(Data entries)
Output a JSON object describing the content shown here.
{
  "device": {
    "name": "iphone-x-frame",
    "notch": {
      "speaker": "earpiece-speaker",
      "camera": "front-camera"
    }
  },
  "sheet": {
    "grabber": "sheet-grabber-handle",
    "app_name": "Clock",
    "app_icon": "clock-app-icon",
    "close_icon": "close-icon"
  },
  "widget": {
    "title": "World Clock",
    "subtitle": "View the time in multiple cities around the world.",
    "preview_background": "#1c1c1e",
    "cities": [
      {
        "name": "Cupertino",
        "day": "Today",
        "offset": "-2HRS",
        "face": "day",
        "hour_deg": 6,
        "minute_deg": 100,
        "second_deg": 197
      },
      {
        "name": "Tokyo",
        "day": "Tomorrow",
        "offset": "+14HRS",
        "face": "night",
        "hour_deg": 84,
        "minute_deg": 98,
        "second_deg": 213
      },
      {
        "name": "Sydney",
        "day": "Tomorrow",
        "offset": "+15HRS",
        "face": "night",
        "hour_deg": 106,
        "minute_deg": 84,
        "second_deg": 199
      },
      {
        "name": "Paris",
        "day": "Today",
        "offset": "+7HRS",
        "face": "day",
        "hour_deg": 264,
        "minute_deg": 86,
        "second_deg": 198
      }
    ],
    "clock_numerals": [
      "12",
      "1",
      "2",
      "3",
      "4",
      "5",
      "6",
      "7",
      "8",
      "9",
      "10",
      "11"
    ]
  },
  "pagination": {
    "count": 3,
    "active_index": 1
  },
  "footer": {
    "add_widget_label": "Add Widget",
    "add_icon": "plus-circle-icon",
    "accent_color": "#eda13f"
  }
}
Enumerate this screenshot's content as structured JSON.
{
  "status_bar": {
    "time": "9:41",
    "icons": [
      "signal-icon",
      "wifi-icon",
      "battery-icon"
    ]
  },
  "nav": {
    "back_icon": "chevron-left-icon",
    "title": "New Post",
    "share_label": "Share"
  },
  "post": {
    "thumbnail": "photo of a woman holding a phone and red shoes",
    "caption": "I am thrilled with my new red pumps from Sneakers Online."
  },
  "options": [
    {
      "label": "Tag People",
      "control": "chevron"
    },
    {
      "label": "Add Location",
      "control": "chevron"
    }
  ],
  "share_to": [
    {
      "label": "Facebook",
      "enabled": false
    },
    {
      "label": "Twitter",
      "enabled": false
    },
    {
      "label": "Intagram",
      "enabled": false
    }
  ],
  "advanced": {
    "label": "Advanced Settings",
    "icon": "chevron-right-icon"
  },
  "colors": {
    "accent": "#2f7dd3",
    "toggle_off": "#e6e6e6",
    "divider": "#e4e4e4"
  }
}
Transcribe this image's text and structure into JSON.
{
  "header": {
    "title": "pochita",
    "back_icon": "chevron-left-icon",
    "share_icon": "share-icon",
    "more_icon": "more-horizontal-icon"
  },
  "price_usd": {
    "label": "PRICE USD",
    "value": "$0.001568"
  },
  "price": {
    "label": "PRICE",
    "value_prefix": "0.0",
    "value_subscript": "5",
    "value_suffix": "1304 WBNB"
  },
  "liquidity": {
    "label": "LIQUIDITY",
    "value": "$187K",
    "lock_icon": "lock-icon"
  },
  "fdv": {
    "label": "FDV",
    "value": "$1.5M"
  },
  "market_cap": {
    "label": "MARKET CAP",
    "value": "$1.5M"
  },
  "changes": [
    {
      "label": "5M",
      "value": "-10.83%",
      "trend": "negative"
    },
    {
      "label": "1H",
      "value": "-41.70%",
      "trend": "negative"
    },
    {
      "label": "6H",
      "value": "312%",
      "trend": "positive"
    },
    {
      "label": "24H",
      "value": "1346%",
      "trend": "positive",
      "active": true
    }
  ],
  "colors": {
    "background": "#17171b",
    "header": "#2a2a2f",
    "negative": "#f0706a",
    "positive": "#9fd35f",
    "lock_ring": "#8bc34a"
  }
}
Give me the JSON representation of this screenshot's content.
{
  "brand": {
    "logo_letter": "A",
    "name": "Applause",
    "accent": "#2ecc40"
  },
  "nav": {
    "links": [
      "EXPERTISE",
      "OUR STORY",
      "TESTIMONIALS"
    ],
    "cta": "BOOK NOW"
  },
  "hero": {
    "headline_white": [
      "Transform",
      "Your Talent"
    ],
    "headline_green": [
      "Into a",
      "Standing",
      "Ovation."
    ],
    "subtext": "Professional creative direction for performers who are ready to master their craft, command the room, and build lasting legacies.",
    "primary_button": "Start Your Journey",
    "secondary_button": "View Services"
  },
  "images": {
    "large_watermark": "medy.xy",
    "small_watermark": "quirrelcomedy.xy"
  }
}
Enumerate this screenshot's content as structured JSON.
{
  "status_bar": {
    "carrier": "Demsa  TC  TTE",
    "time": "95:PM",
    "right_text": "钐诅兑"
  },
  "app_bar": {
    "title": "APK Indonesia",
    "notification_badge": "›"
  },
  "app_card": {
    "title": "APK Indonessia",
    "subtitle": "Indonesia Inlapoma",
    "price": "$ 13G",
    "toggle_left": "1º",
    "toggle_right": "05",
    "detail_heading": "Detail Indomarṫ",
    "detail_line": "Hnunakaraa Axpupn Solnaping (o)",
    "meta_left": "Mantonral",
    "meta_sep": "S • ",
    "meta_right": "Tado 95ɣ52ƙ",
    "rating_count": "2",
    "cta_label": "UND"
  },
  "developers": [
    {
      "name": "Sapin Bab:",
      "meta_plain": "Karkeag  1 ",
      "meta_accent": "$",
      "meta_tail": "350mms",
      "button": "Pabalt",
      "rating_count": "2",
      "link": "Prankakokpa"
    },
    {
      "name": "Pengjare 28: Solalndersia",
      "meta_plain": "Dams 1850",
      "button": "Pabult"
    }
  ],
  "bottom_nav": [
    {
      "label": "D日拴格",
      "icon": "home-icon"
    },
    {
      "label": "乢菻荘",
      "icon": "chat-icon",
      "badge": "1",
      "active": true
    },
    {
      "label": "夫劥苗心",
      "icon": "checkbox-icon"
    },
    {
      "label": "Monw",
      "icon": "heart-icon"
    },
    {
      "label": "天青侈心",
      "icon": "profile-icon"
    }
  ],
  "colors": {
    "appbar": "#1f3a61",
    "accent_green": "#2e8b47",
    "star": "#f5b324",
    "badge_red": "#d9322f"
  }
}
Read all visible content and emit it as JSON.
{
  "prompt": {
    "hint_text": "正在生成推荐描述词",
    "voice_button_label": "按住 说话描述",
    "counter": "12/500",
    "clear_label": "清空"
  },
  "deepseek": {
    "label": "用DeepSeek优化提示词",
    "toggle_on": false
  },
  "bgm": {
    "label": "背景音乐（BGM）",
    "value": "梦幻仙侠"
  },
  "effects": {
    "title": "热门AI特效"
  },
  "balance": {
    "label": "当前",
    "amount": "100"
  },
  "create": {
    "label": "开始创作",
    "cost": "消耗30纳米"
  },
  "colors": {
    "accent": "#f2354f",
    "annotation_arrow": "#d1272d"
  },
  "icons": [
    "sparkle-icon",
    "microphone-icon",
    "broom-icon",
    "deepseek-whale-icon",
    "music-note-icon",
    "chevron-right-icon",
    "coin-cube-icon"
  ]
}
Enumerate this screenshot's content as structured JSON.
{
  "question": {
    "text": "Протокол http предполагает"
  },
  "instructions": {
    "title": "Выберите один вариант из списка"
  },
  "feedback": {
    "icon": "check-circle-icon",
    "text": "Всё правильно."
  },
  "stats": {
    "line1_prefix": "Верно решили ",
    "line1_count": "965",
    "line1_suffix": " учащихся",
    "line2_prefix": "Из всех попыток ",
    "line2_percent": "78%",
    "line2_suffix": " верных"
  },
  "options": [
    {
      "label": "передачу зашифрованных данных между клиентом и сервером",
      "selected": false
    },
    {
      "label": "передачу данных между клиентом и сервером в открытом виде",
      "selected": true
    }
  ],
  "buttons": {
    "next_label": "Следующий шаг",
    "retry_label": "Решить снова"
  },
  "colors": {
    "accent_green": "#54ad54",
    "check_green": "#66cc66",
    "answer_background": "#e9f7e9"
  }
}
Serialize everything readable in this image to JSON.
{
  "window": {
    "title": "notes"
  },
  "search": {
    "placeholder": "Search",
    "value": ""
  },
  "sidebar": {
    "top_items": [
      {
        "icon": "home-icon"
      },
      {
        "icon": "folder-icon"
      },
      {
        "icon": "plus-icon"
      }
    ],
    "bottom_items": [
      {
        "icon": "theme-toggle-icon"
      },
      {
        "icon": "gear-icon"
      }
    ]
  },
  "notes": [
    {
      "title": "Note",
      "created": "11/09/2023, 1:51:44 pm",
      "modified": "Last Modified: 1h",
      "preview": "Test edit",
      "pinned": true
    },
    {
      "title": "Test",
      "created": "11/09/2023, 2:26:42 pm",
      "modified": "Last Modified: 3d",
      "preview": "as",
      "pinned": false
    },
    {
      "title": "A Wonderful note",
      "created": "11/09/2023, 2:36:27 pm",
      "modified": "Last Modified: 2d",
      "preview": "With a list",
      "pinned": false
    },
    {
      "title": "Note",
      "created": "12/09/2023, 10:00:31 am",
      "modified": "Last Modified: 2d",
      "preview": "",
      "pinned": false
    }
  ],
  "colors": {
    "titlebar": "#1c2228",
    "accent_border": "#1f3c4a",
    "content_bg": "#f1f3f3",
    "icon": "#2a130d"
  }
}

Task: Only lines with the string "данных" belong in your answer; copy each one.

Expected answer:
      "label": "передачу зашифрованных данных между клиентом и сервером",
      "label": "передачу данных между клиентом и сервером в открытом виде",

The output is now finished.